→ **Instruction**
Copy the data exactly as it appears, and do not include any pictures.

****************

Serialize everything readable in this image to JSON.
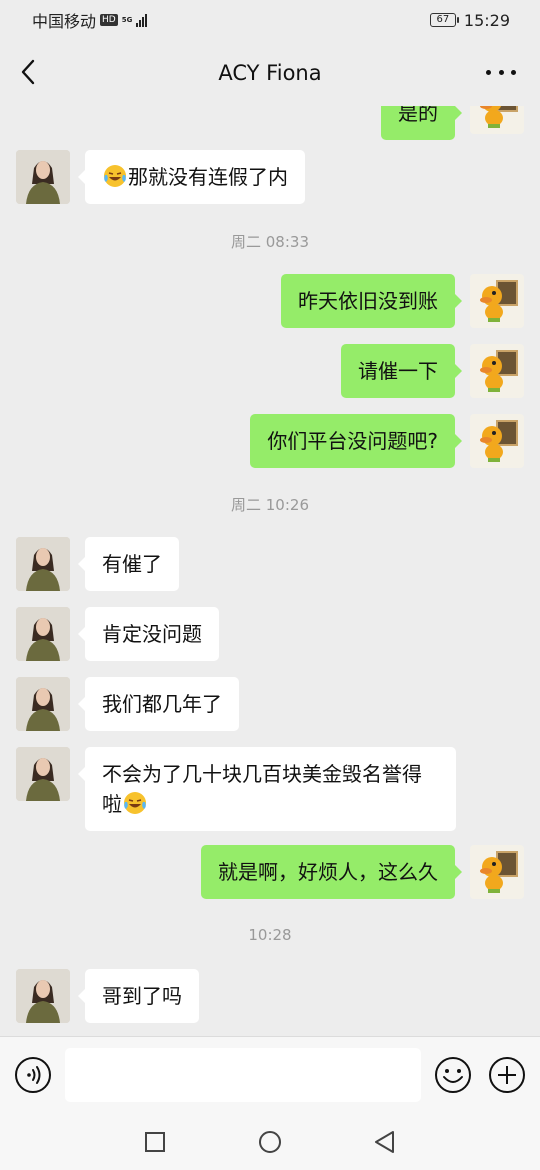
{
  "status_bar": {
    "carrier": "中国移动",
    "hd": "HD",
    "network": "5G",
    "battery": "67",
    "time": "15:29"
  },
  "header": {
    "title": "ACY Fiona"
  },
  "messages": [
    {
      "id": "m0",
      "side": "right",
      "text": "是的"
    },
    {
      "id": "m1",
      "side": "left",
      "emoji": "laugh-cry",
      "text": "那就没有连假了内"
    },
    {
      "id": "t1",
      "type": "time",
      "text": "周二 08:33"
    },
    {
      "id": "m2",
      "side": "right",
      "text": "昨天依旧没到账"
    },
    {
      "id": "m3",
      "side": "right",
      "text": "请催一下"
    },
    {
      "id": "m4",
      "side": "right",
      "text": "你们平台没问题吧?"
    },
    {
      "id": "t2",
      "type": "time",
      "text": "周二 10:26"
    },
    {
      "id": "m5",
      "side": "left",
      "text": "有催了"
    },
    {
      "id": "m6",
      "side": "left",
      "text": "肯定没问题"
    },
    {
      "id": "m7",
      "side": "left",
      "text": "我们都几年了"
    },
    {
      "id": "m8",
      "side": "left",
      "text": "不会为了几十块几百块美金毁名誉得啦",
      "emoji_after": "laugh-cry"
    },
    {
      "id": "m9",
      "side": "right",
      "text": "就是啊，好烦人，这么久"
    },
    {
      "id": "t3",
      "type": "time",
      "text": "10:28"
    },
    {
      "id": "m10",
      "side": "left",
      "text": "哥到了吗"
    }
  ],
  "input_bar": {
    "placeholder": ""
  },
  "icons": {
    "back": "chevron-left-icon",
    "more": "more-dots-icon",
    "voice": "voice-icon",
    "emoji": "emoji-icon",
    "plus": "plus-icon",
    "nav_recents": "square-icon",
    "nav_home": "circle-icon",
    "nav_back": "triangle-back-icon"
  },
  "colors": {
    "background": "#ededed",
    "bubble_self": "#95ec69",
    "bubble_other": "#ffffff",
    "timestamp": "#999999"
  }
}
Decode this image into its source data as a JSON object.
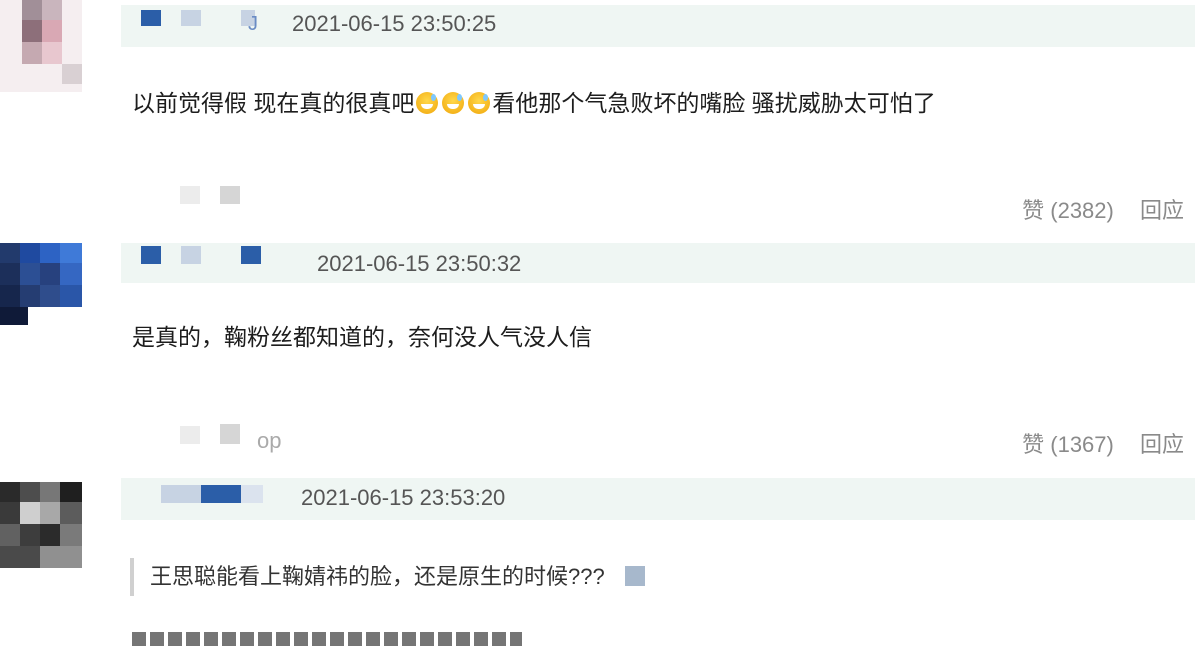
{
  "comments": [
    {
      "timestamp": "2021-06-15 23:50:25",
      "text_before": "以前觉得假 现在真的很真吧",
      "emojis": [
        "grinning-sweat-emoji",
        "grinning-sweat-emoji",
        "grinning-sweat-emoji"
      ],
      "text_after": "看他那个气急败坏的嘴脸 骚扰威胁太可怕了",
      "like_label": "赞 (2382)",
      "reply_label": "回应",
      "username_partial": "J"
    },
    {
      "timestamp": "2021-06-15 23:50:32",
      "text": "是真的，鞠粉丝都知道的，奈何没人气没人信",
      "like_label": "赞 (1367)",
      "reply_label": "回应",
      "reply_user_partial": "op"
    },
    {
      "timestamp": "2021-06-15 23:53:20",
      "quote": "王思聪能看上鞠婧祎的脸，还是原生的时候???"
    }
  ],
  "colors": {
    "header_bg": "#eff6f3",
    "timestamp": "#555555",
    "action_text": "#8a8a8a",
    "mosaic_blue": "#2b5ea8",
    "mosaic_light": "#c7d3e3"
  }
}
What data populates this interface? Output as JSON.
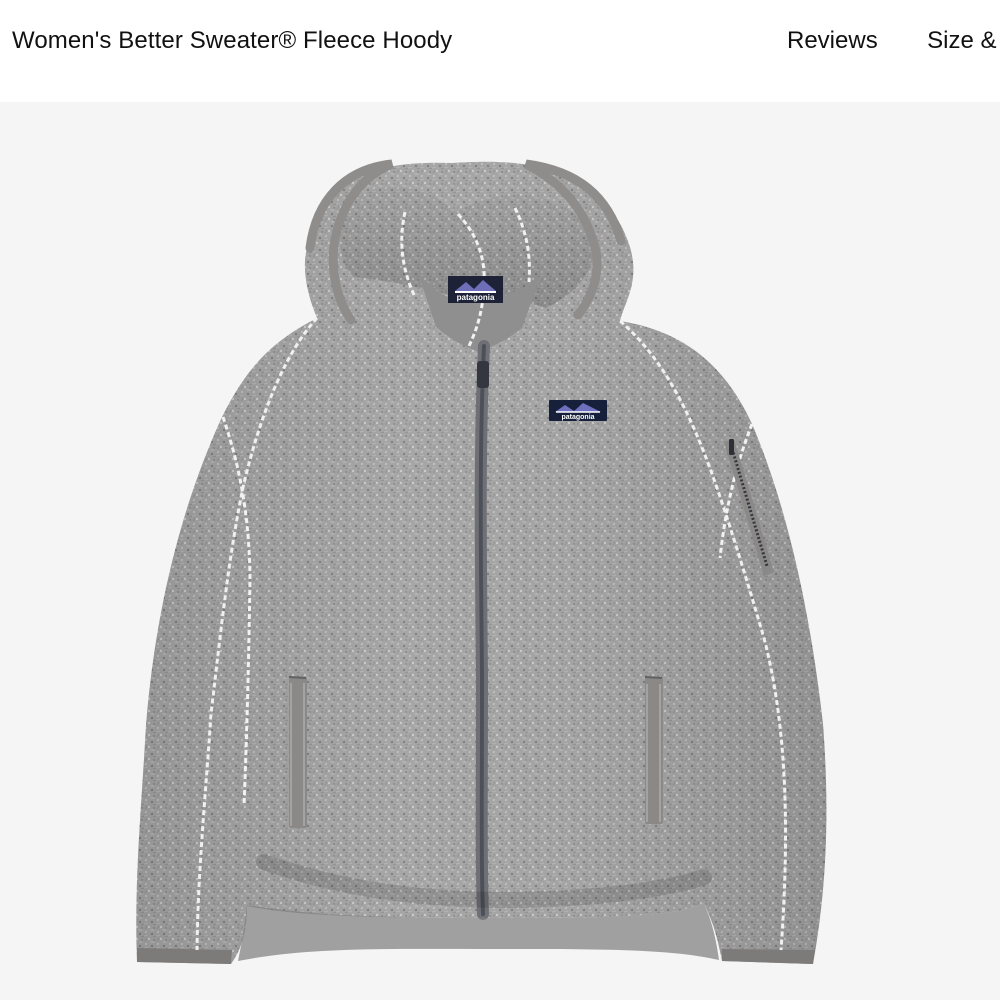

****************

→ **Correct output**
Serialize everything readable in this image to JSON.
{
  "status_bar": {
    "carrier": "中国移动",
    "hd": "HD",
    "network": "5G",
    "battery": "67",
    "time": "15:29"
  },
  "header": {
    "title": "ACY Fiona"
  },
  "messages": [
    {
      "id": "m0",
      "side": "right",
      "text": "是的"
    },
    {
      "id": "m1",
      "side": "left",
      "emoji": "laugh-cry",
      "text": "那就没有连假了内"
    },
    {
      "id": "t1",
      "type": "time",
      "text": "周二 08:33"
    },
    {
      "id": "m2",
      "side": "right",
      "text": "昨天依旧没到账"
    },
    {
      "id": "m3",
      "side": "right",
      "text": "请催一下"
    },
    {
      "id": "m4",
      "side": "right",
      "text": "你们平台没问题吧?"
    },
    {
      "id": "t2",
      "type": "time",
      "text": "周二 10:26"
    },
    {
      "id": "m5",
      "side": "left",
      "text": "有催了"
    },
    {
      "id": "m6",
      "side": "left",
      "text": "肯定没问题"
    },
    {
      "id": "m7",
      "side": "left",
      "text": "我们都几年了"
    },
    {
      "id": "m8",
      "side": "left",
      "text": "不会为了几十块几百块美金毁名誉得啦",
      "emoji_after": "laugh-cry"
    },
    {
      "id": "m9",
      "side": "right",
      "text": "就是啊，好烦人，这么久"
    },
    {
      "id": "t3",
      "type": "time",
      "text": "10:28"
    },
    {
      "id": "m10",
      "side": "left",
      "text": "哥到了吗"
    }
  ],
  "input_bar": {
    "placeholder": ""
  },
  "icons": {
    "back": "chevron-left-icon",
    "more": "more-dots-icon",
    "voice": "voice-icon",
    "emoji": "emoji-icon",
    "plus": "plus-icon",
    "nav_recents": "square-icon",
    "nav_home": "circle-icon",
    "nav_back": "triangle-back-icon"
  },
  "colors": {
    "background": "#ededed",
    "bubble_self": "#95ec69",
    "bubble_other": "#ffffff",
    "timestamp": "#999999"
  }
}
Decode this image into its source data as a JSON object.
{
  "comments": [
    {
      "timestamp": "2021-06-15 23:50:25",
      "text_before": "以前觉得假 现在真的很真吧",
      "emojis": [
        "grinning-sweat-emoji",
        "grinning-sweat-emoji",
        "grinning-sweat-emoji"
      ],
      "text_after": "看他那个气急败坏的嘴脸 骚扰威胁太可怕了",
      "like_label": "赞 (2382)",
      "reply_label": "回应",
      "username_partial": "J"
    },
    {
      "timestamp": "2021-06-15 23:50:32",
      "text": "是真的，鞠粉丝都知道的，奈何没人气没人信",
      "like_label": "赞 (1367)",
      "reply_label": "回应",
      "reply_user_partial": "op"
    },
    {
      "timestamp": "2021-06-15 23:53:20",
      "quote": "王思聪能看上鞠婧祎的脸，还是原生的时候???"
    }
  ],
  "colors": {
    "header_bg": "#eff6f3",
    "timestamp": "#555555",
    "action_text": "#8a8a8a",
    "mosaic_blue": "#2b5ea8",
    "mosaic_light": "#c7d3e3"
  }
}
What data populates this interface? Output as JSON.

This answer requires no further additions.